[Begin Supplied data]

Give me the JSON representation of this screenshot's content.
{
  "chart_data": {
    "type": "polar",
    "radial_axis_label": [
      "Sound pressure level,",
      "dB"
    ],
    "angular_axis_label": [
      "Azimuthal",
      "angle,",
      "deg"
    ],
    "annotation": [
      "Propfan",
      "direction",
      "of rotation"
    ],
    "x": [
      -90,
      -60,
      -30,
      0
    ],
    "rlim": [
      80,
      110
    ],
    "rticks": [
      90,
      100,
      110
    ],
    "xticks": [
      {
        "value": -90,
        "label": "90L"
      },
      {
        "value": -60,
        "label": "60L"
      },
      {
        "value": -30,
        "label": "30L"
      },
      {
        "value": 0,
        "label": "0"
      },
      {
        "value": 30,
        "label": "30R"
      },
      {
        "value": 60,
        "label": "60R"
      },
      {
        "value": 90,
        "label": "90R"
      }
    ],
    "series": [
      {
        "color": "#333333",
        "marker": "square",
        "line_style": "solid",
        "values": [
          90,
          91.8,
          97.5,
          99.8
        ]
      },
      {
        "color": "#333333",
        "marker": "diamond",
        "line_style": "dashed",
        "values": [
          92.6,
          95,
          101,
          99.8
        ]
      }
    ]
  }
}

[End Supplied data]
[Begin Supplied data]

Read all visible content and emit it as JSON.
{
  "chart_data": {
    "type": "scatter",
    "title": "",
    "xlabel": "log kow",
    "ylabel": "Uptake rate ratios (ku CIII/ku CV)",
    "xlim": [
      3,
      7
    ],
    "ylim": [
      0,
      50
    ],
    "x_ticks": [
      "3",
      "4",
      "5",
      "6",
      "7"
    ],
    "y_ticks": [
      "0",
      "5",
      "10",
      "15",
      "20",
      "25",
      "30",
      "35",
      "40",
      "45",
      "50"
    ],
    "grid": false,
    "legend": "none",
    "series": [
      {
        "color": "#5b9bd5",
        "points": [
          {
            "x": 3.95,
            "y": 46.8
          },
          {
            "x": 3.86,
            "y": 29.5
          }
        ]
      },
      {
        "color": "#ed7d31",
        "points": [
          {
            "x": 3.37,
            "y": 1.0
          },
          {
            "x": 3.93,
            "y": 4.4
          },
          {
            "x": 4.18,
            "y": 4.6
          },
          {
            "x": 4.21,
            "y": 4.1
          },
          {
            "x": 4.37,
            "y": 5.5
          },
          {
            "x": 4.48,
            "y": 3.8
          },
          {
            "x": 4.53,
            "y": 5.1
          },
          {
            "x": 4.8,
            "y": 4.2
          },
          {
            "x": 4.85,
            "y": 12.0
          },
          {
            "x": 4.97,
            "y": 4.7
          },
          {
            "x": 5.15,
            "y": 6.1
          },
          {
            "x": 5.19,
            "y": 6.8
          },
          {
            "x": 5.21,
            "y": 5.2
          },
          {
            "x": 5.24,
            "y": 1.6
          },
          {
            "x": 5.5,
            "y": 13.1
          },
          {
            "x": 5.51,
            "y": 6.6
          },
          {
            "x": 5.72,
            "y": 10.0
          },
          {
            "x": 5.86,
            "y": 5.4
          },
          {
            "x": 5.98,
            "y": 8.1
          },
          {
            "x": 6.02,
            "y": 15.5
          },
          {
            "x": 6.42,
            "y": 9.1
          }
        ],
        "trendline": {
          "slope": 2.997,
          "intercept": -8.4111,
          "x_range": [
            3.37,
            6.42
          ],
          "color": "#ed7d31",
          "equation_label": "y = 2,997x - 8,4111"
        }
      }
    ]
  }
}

[End Supplied data]
[Begin Supplied data]

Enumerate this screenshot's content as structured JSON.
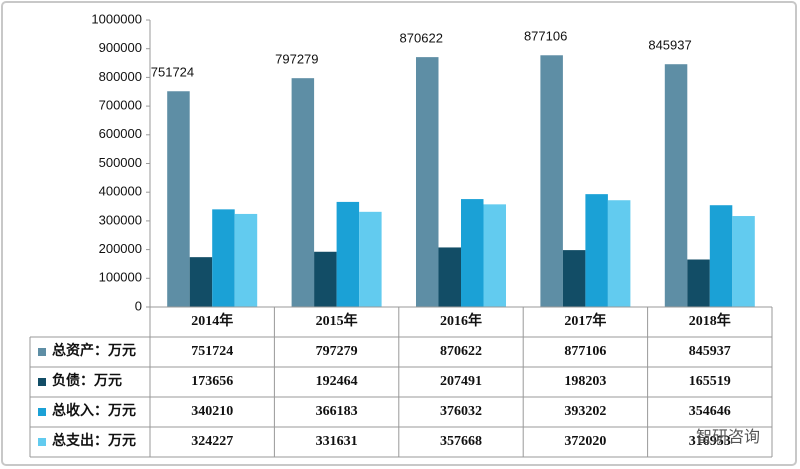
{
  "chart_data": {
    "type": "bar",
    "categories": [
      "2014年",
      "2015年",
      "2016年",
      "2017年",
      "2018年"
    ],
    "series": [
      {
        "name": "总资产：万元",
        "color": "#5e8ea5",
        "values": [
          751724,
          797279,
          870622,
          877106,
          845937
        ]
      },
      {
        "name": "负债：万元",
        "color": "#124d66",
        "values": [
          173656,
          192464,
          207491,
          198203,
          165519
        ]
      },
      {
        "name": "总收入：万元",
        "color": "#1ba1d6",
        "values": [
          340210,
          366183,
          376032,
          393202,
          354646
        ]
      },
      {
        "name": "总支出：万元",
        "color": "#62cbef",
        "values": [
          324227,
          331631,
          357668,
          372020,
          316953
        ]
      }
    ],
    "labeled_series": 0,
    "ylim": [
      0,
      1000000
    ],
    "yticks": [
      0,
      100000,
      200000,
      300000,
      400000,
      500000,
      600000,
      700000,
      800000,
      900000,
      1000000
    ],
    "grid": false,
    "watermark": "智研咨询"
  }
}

[End Supplied data]

The lines to collect are those holding the string "content"; copy them all.

Give me the JSON representation of this screenshot's content.
Read all visible content and emit it as JSON.
Enumerate this screenshot's content as structured JSON.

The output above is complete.